:: EXTRACTED DATA ::

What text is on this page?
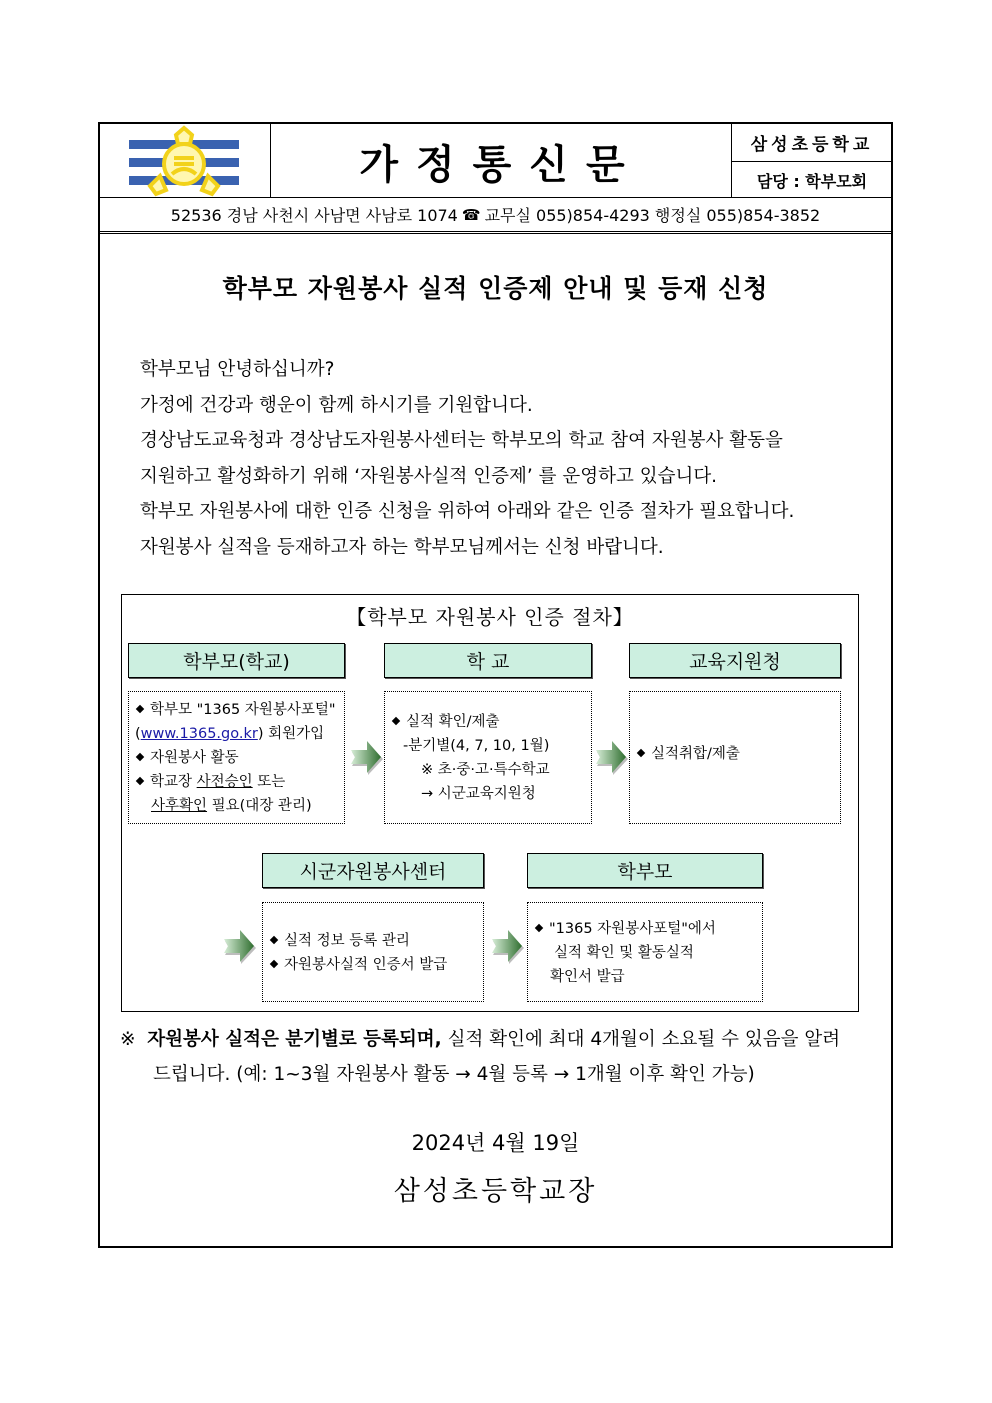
가정통신문	삼성초등학교
담당 : 학부모회
52536 경남 사천시 사남면 사남로 1074 ☎ 교무실 055)854-4293 행정실 055)854-3852
학부모 자원봉사 실적 인증제 안내 및 등재 신청

학부모님 안녕하십니까?

가정에 건강과 행운이 함께 하시기를 기원합니다.

경상남도교육청과 경상남도자원봉사센터는 학부모의 학교 참여 자원봉사 활동을

지원하고 활성화하기 위해 ‘자원봉사실적 인증제’ 를 운영하고 있습니다.

학부모 자원봉사에 대한 인증 신청을 위하여 아래와 같은 인증 절차가 필요합니다.

자원봉사 실적을 등재하고자 하는 학부모님께서는 신청 바랍니다.

【학부모 자원봉사 인증 절차】
학부모(학교)
학부모 "1365 자원봉사포털"
(www.1365.go.kr) 회원가입
자원봉사 활동
학교장 사전승인 또는
사후확인 필요(대장 관리)
학 교
실적 확인/제출
-분기별(4, 7, 10, 1월)
※ 초·중·고·특수학교
→ 시군교육지원청
교육지원청
실적취합/제출
시군자원봉사센터
실적 정보 등록 관리
자원봉사실적 인증서 발급
학부모
"1365 자원봉사포털"에서
실적 확인 및 활동실적
확인서 발급

※ 자원봉사 실적은 분기별로 등록되며, 실적 확인에 최대 4개월이 소요될 수 있음을 알려

드립니다. (예: 1~3월 자원봉사 활동 → 4월 등록 → 1개월 이후 확인 가능)

2024년 4월 19일
삼성초등학교장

:: DIRECTION ::
Copy out the records above in full, exactly as written, but not the pictures.

:: FULL OUTPUT ::
What text is on this page?
가정통신문	삼성초등학교
담당 : 학부모회
52536 경남 사천시 사남면 사남로 1074 ☎ 교무실 055)854-4293 행정실 055)854-3852
학부모 자원봉사 실적 인증제 안내 및 등재 신청

학부모님 안녕하십니까?

가정에 건강과 행운이 함께 하시기를 기원합니다.

경상남도교육청과 경상남도자원봉사센터는 학부모의 학교 참여 자원봉사 활동을

지원하고 활성화하기 위해 ‘자원봉사실적 인증제’ 를 운영하고 있습니다.

학부모 자원봉사에 대한 인증 신청을 위하여 아래와 같은 인증 절차가 필요합니다.

자원봉사 실적을 등재하고자 하는 학부모님께서는 신청 바랍니다.

【학부모 자원봉사 인증 절차】
학부모(학교)
학부모 "1365 자원봉사포털"
(www.1365.go.kr) 회원가입
자원봉사 활동
학교장 사전승인 또는
사후확인 필요(대장 관리)
학 교
실적 확인/제출
-분기별(4, 7, 10, 1월)
※ 초·중·고·특수학교
→ 시군교육지원청
교육지원청
실적취합/제출
시군자원봉사센터
실적 정보 등록 관리
자원봉사실적 인증서 발급
학부모
"1365 자원봉사포털"에서
실적 확인 및 활동실적
확인서 발급

※ 자원봉사 실적은 분기별로 등록되며, 실적 확인에 최대 4개월이 소요될 수 있음을 알려

드립니다. (예: 1~3월 자원봉사 활동 → 4월 등록 → 1개월 이후 확인 가능)

2024년 4월 19일
삼성초등학교장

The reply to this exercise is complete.